"""

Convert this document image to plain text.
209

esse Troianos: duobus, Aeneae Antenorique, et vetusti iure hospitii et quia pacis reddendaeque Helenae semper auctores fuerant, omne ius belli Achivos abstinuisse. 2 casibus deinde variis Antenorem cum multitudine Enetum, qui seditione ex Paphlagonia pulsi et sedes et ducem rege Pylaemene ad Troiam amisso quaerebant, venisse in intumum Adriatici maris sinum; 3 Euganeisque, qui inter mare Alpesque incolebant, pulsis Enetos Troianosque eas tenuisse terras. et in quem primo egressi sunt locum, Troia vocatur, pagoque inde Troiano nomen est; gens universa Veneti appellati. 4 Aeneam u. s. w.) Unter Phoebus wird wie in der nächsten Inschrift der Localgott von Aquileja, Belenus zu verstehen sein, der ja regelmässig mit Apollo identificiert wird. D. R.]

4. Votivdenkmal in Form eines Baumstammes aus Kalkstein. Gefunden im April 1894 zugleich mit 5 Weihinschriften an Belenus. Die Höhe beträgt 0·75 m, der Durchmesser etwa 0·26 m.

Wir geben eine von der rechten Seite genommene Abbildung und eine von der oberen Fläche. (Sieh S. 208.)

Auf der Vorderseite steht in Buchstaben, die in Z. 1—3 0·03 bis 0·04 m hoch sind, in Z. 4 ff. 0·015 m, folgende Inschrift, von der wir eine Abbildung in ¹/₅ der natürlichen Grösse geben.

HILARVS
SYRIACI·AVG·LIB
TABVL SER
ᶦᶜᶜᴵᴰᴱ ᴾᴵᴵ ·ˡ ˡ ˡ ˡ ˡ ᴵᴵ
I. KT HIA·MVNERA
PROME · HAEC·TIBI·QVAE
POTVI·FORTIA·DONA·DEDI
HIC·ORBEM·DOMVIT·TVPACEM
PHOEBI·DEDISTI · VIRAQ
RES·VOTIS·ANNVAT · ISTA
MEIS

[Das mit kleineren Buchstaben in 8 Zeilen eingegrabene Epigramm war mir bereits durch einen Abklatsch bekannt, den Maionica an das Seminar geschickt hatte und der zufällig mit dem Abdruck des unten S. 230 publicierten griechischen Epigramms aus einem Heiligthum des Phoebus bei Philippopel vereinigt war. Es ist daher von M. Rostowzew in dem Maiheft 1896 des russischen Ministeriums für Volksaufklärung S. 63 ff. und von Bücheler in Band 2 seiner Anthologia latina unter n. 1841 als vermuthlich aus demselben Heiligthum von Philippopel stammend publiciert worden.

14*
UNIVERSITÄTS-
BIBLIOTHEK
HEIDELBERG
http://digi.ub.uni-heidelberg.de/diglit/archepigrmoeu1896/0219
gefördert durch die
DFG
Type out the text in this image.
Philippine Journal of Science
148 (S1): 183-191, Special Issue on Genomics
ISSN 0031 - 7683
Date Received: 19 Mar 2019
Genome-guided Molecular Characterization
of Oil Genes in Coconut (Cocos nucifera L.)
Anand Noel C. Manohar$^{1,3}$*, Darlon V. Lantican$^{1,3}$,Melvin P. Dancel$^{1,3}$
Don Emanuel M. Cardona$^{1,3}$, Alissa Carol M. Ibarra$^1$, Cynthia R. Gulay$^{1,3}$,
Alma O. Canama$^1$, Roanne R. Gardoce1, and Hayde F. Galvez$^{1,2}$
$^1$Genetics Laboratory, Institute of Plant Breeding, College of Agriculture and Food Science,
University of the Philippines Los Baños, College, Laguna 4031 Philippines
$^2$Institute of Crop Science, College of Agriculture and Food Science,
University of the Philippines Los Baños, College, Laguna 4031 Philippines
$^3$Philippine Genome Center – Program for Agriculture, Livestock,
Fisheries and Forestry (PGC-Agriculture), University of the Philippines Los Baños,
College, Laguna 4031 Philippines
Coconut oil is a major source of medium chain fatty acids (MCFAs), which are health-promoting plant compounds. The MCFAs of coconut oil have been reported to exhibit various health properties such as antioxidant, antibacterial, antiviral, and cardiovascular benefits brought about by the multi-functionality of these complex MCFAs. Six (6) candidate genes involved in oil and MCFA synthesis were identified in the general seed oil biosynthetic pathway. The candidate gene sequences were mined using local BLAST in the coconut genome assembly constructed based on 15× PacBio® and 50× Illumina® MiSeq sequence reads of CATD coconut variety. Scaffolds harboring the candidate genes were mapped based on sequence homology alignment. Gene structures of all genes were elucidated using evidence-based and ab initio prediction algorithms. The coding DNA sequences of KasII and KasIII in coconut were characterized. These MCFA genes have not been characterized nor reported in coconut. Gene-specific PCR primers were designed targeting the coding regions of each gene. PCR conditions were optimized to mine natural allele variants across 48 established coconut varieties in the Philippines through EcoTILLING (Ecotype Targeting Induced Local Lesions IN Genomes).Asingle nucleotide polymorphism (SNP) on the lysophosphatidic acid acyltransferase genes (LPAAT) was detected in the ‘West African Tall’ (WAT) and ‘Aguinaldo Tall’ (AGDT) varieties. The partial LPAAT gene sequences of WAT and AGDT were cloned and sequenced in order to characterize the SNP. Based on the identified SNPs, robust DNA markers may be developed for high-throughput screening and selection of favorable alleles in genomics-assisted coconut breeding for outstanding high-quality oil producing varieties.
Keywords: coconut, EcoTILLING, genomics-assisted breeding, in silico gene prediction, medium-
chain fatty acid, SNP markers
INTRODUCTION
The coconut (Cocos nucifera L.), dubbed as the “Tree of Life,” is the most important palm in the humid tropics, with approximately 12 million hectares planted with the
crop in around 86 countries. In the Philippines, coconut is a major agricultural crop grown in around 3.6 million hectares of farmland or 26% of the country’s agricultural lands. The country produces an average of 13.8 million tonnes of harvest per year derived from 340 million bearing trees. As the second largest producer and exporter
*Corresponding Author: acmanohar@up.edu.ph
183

"""

→ **Brief**
Once you have read the entries above, state how many of their lines include "Abbildung", giving the number alone.

→ **Exercise output**
2